Given instruction
Copy every entry word for word. Skip the pictures.

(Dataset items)
►

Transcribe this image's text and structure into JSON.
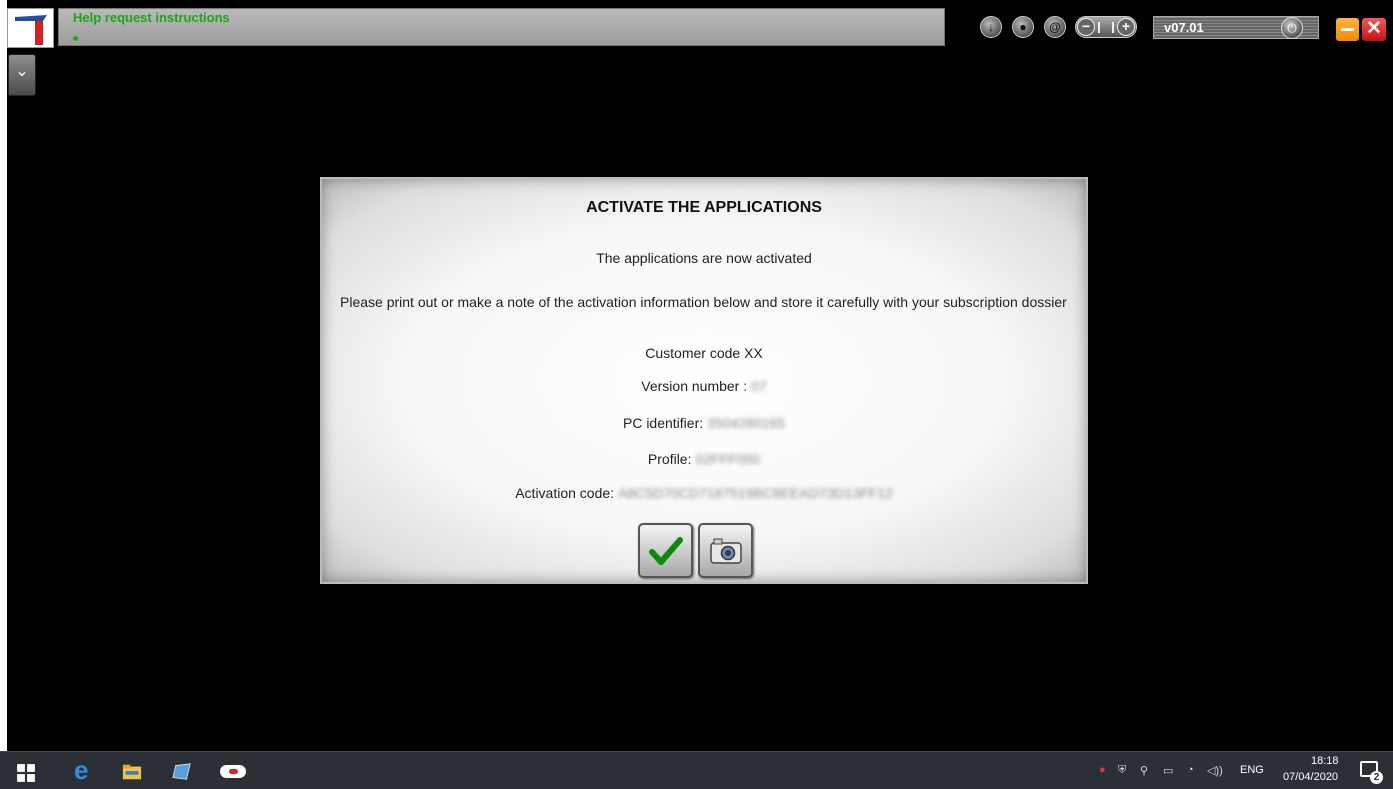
{
  "topbar": {
    "help_text": "Help request instructions",
    "version": "v07.01",
    "icons": [
      "download-icon",
      "user-icon",
      "at-icon",
      "zoom-control",
      "power-icon",
      "minimize-icon",
      "close-icon"
    ]
  },
  "dialog": {
    "title": "ACTIVATE THE APPLICATIONS",
    "status": "The applications are now activated",
    "instructions": "Please print out or make a note of the activation information below and store it carefully with your subscription dossier",
    "customer_code": "Customer code XX",
    "version_label": "Version number :",
    "version_value": "07",
    "pc_label": "PC identifier:",
    "pc_value": "3504280165",
    "profile_label": "Profile:",
    "profile_value": "02FFF000",
    "activation_label": "Activation code:",
    "activation_value": "A8C5D70CD7187519BC8EEAD73D13FF12"
  },
  "taskbar": {
    "language": "ENG",
    "time": "18:18",
    "date": "07/04/2020",
    "notifications": "2"
  },
  "colors": {
    "help_text": "#1aa81a",
    "minimize": "#f08a00",
    "close": "#c41212",
    "taskbar": "#2b2f36"
  }
}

◄

Finished answer
Transcribe this image's text and structure into JSON.
{
  "topbar": {
    "help_text": "Help request instructions",
    "version": "v07.01",
    "icons": [
      "download-icon",
      "user-icon",
      "at-icon",
      "zoom-control",
      "power-icon",
      "minimize-icon",
      "close-icon"
    ]
  },
  "dialog": {
    "title": "ACTIVATE THE APPLICATIONS",
    "status": "The applications are now activated",
    "instructions": "Please print out or make a note of the activation information below and store it carefully with your subscription dossier",
    "customer_code": "Customer code XX",
    "version_label": "Version number :",
    "version_value": "07",
    "pc_label": "PC identifier:",
    "pc_value": "3504280165",
    "profile_label": "Profile:",
    "profile_value": "02FFF000",
    "activation_label": "Activation code:",
    "activation_value": "A8C5D70CD7187519BC8EEAD73D13FF12"
  },
  "taskbar": {
    "language": "ENG",
    "time": "18:18",
    "date": "07/04/2020",
    "notifications": "2"
  },
  "colors": {
    "help_text": "#1aa81a",
    "minimize": "#f08a00",
    "close": "#c41212",
    "taskbar": "#2b2f36"
  }
}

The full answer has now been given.